══ Provided records

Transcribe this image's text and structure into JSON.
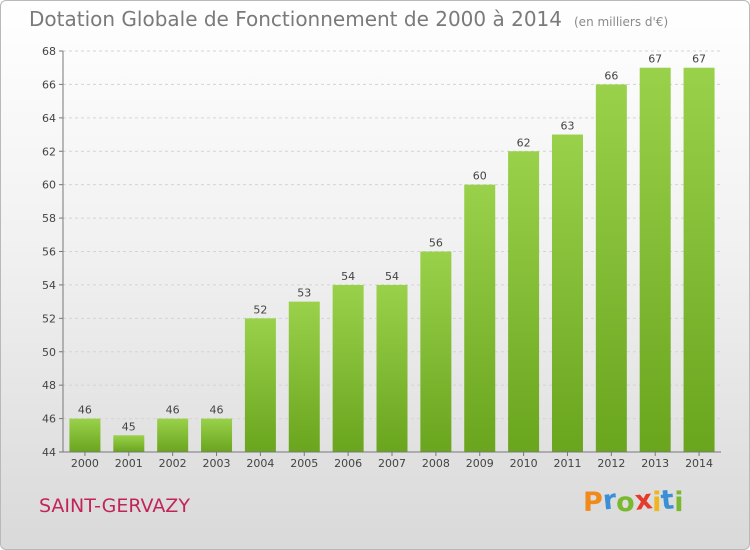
{
  "title": "Dotation Globale de Fonctionnement de 2000 à 2014",
  "unit_note": "(en milliers d'€)",
  "commune": "SAINT-GERVAZY",
  "logo": {
    "letters": [
      "P",
      "r",
      "o",
      "x",
      "i",
      "t",
      "i"
    ],
    "colors": [
      "#f08a1c",
      "#3a8fd6",
      "#7ab82f",
      "#e53b2c",
      "#f0b41c",
      "#3a8fd6",
      "#7ab82f"
    ]
  },
  "colors": {
    "bar_top": "#9ad14b",
    "bar_bottom": "#6aa51e",
    "commune": "#c2245a"
  },
  "chart_data": {
    "type": "bar",
    "categories": [
      "2000",
      "2001",
      "2002",
      "2003",
      "2004",
      "2005",
      "2006",
      "2007",
      "2008",
      "2009",
      "2010",
      "2011",
      "2012",
      "2013",
      "2014"
    ],
    "values": [
      46,
      45,
      46,
      46,
      52,
      53,
      54,
      54,
      56,
      60,
      62,
      63,
      66,
      67,
      67
    ],
    "ylim": [
      44,
      68
    ],
    "yticks": [
      44,
      46,
      48,
      50,
      52,
      54,
      56,
      58,
      60,
      62,
      64,
      66,
      68
    ],
    "grid": true
  }
}
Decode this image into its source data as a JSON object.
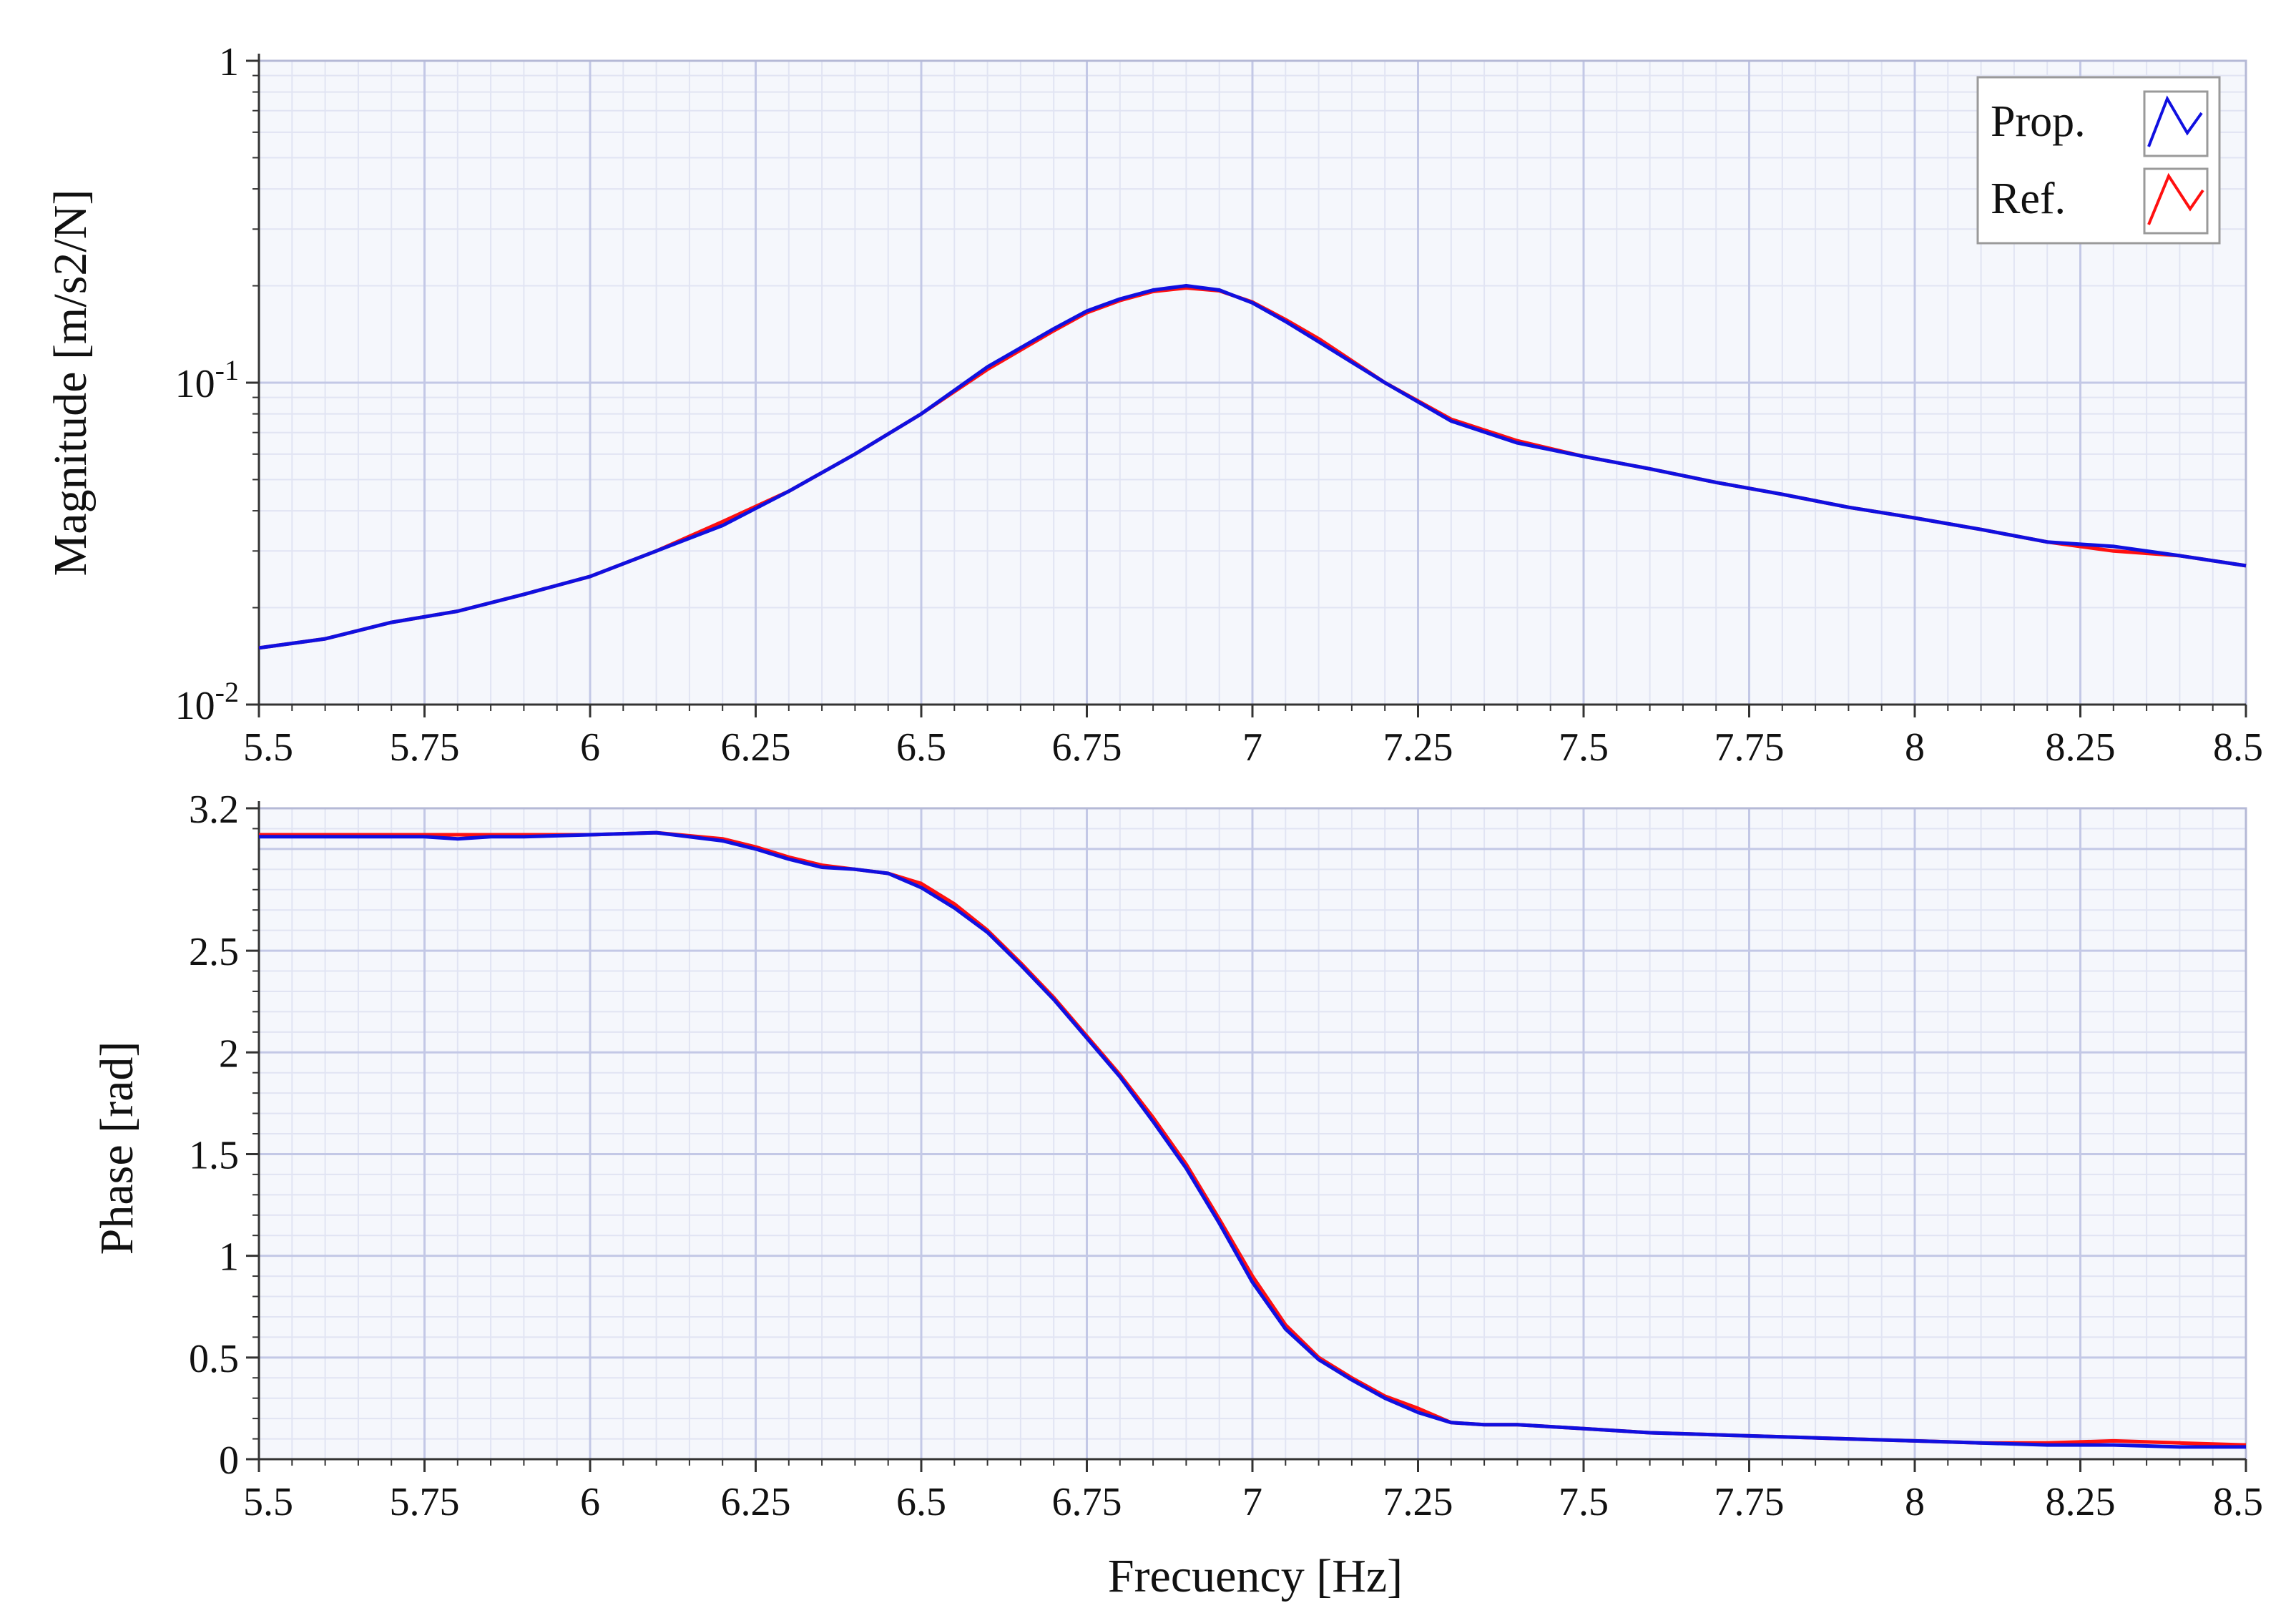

════

[Aim]: Repeat the material above in full and unchanged, minus its images.

[Correct output]:
Transcribe this image's text and structure into JSON.
{
  "title": "Dotation Globale de Fonctionnement de 2000 à 2014",
  "unit_note": "(en milliers d'€)",
  "commune": "SAINT-GERVAZY",
  "logo": {
    "letters": [
      "P",
      "r",
      "o",
      "x",
      "i",
      "t",
      "i"
    ],
    "colors": [
      "#f08a1c",
      "#3a8fd6",
      "#7ab82f",
      "#e53b2c",
      "#f0b41c",
      "#3a8fd6",
      "#7ab82f"
    ]
  },
  "colors": {
    "bar_top": "#9ad14b",
    "bar_bottom": "#6aa51e",
    "commune": "#c2245a"
  },
  "chart_data": {
    "type": "bar",
    "categories": [
      "2000",
      "2001",
      "2002",
      "2003",
      "2004",
      "2005",
      "2006",
      "2007",
      "2008",
      "2009",
      "2010",
      "2011",
      "2012",
      "2013",
      "2014"
    ],
    "values": [
      46,
      45,
      46,
      46,
      52,
      53,
      54,
      54,
      56,
      60,
      62,
      63,
      66,
      67,
      67
    ],
    "ylim": [
      44,
      68
    ],
    "yticks": [
      44,
      46,
      48,
      50,
      52,
      54,
      56,
      58,
      60,
      62,
      64,
      66,
      68
    ],
    "grid": true
  }
}
Decode this image into its source data as a JSON object.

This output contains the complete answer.